(Records from a data source)
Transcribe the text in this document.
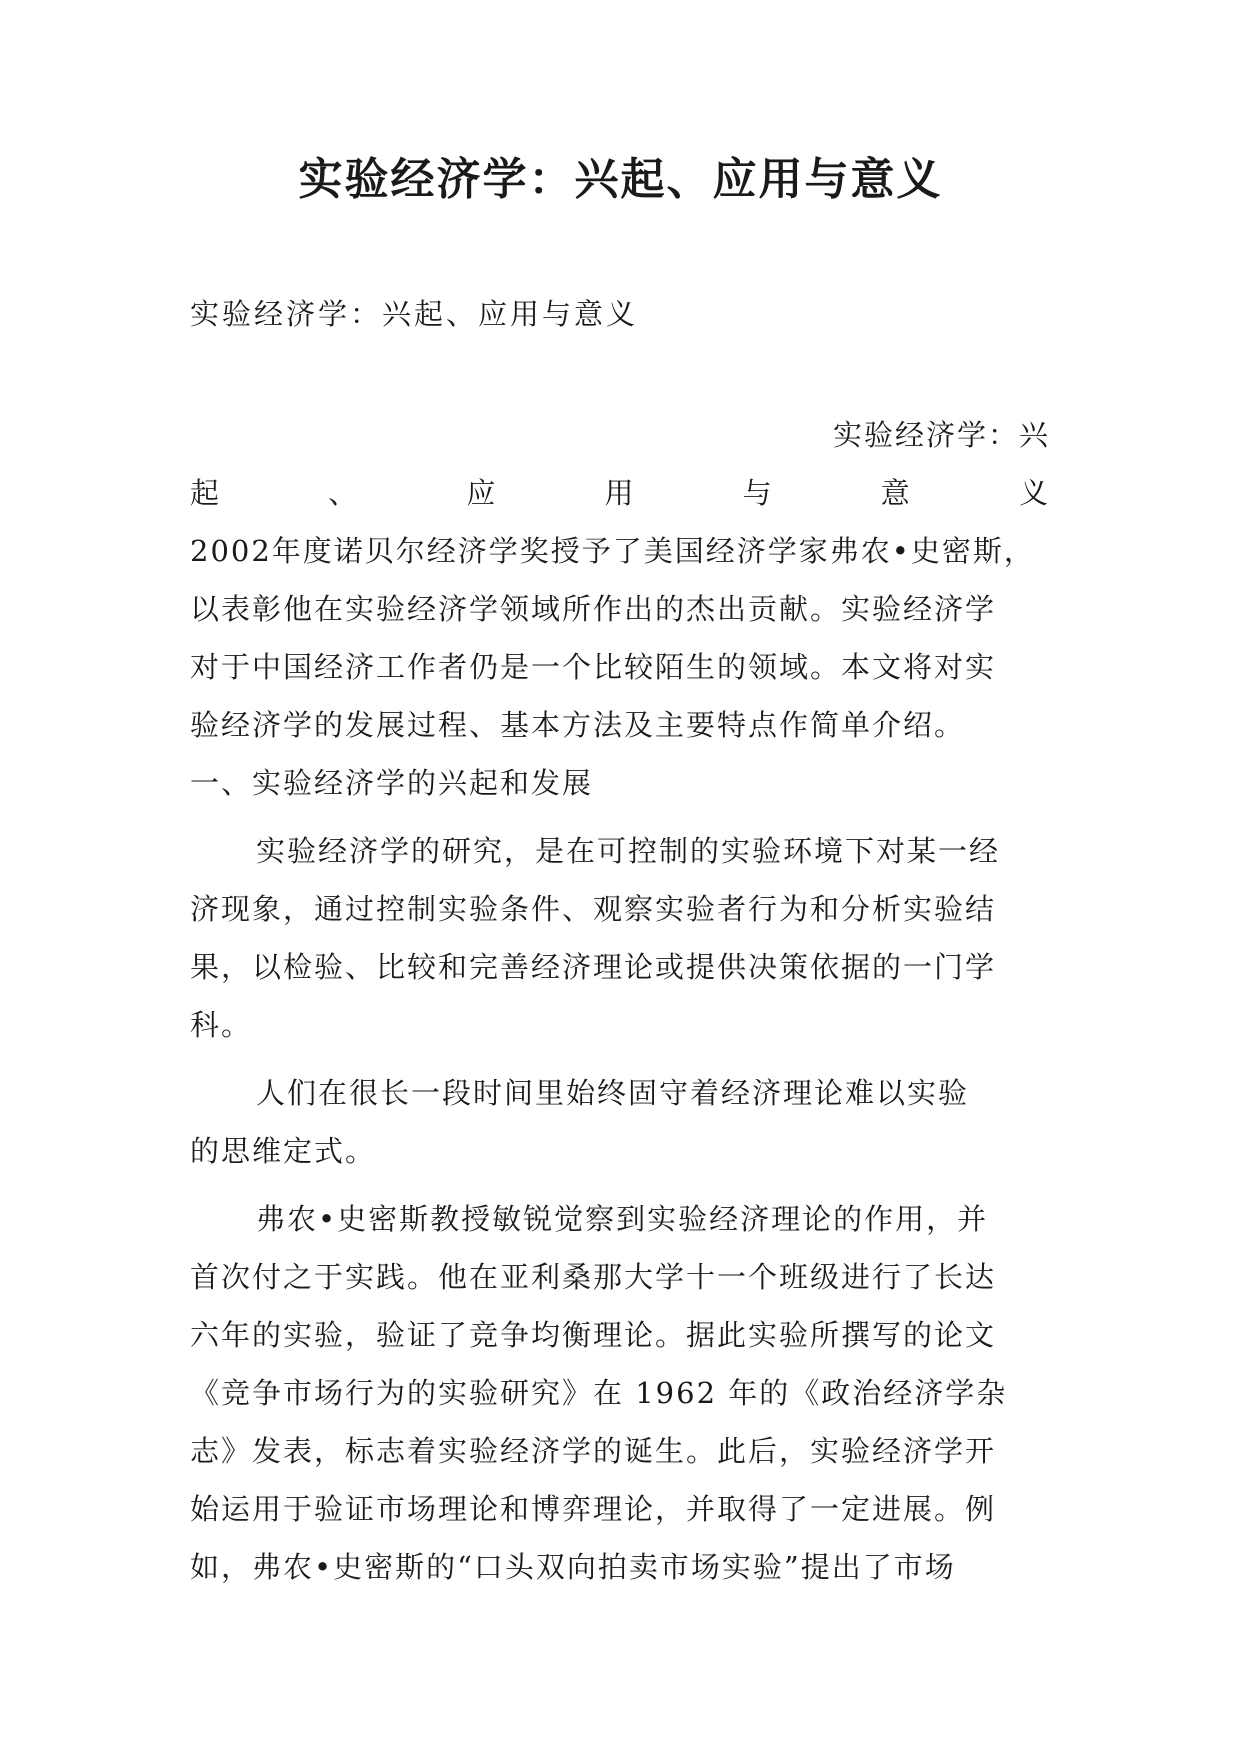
实验经济学：兴起、应用与意义
实验经济学：兴起、应用与意义
实验经济学：兴
起	、	应	用	与	意	义
2002年度诺贝尔经济学奖授予了美国经济学家弗农•史密斯，
以表彰他在实验经济学领域所作出的杰出贡献。实验经济学
对于中国经济工作者仍是一个比较陌生的领域。本文将对实
验经济学的发展过程、基本方法及主要特点作简单介绍。
一、实验经济学的兴起和发展
实验经济学的研究，是在可控制的实验环境下对某一经
济现象，通过控制实验条件、观察实验者行为和分析实验结
果，以检验、比较和完善经济理论或提供决策依据的一门学
科。
人们在很长一段时间里始终固守着经济理论难以实验
的思维定式。
弗农•史密斯教授敏锐觉察到实验经济理论的作用，并
首次付之于实践。他在亚利桑那大学十一个班级进行了长达
六年的实验，验证了竞争均衡理论。据此实验所撰写的论文
《竞争市场行为的实验研究》在 1962 年的《政治经济学杂
志》发表，标志着实验经济学的诞生。此后，实验经济学开
始运用于验证市场理论和博弈理论，并取得了一定进展。例
如，弗农•史密斯的“口头双向拍卖市场实验”提出了市场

▶ [YOUR GOAL]: Exclude the pictures, and transcribe all of the material exactly.

▶ [IN RESPONSE]:
Transcribe the text in this document.
实验经济学：兴起、应用与意义
实验经济学：兴起、应用与意义
实验经济学：兴
起	、	应	用	与	意	义
2002年度诺贝尔经济学奖授予了美国经济学家弗农•史密斯，
以表彰他在实验经济学领域所作出的杰出贡献。实验经济学
对于中国经济工作者仍是一个比较陌生的领域。本文将对实
验经济学的发展过程、基本方法及主要特点作简单介绍。
一、实验经济学的兴起和发展
实验经济学的研究，是在可控制的实验环境下对某一经
济现象，通过控制实验条件、观察实验者行为和分析实验结
果，以检验、比较和完善经济理论或提供决策依据的一门学
科。
人们在很长一段时间里始终固守着经济理论难以实验
的思维定式。
弗农•史密斯教授敏锐觉察到实验经济理论的作用，并
首次付之于实践。他在亚利桑那大学十一个班级进行了长达
六年的实验，验证了竞争均衡理论。据此实验所撰写的论文
《竞争市场行为的实验研究》在 1962 年的《政治经济学杂
志》发表，标志着实验经济学的诞生。此后，实验经济学开
始运用于验证市场理论和博弈理论，并取得了一定进展。例
如，弗农•史密斯的“口头双向拍卖市场实验”提出了市场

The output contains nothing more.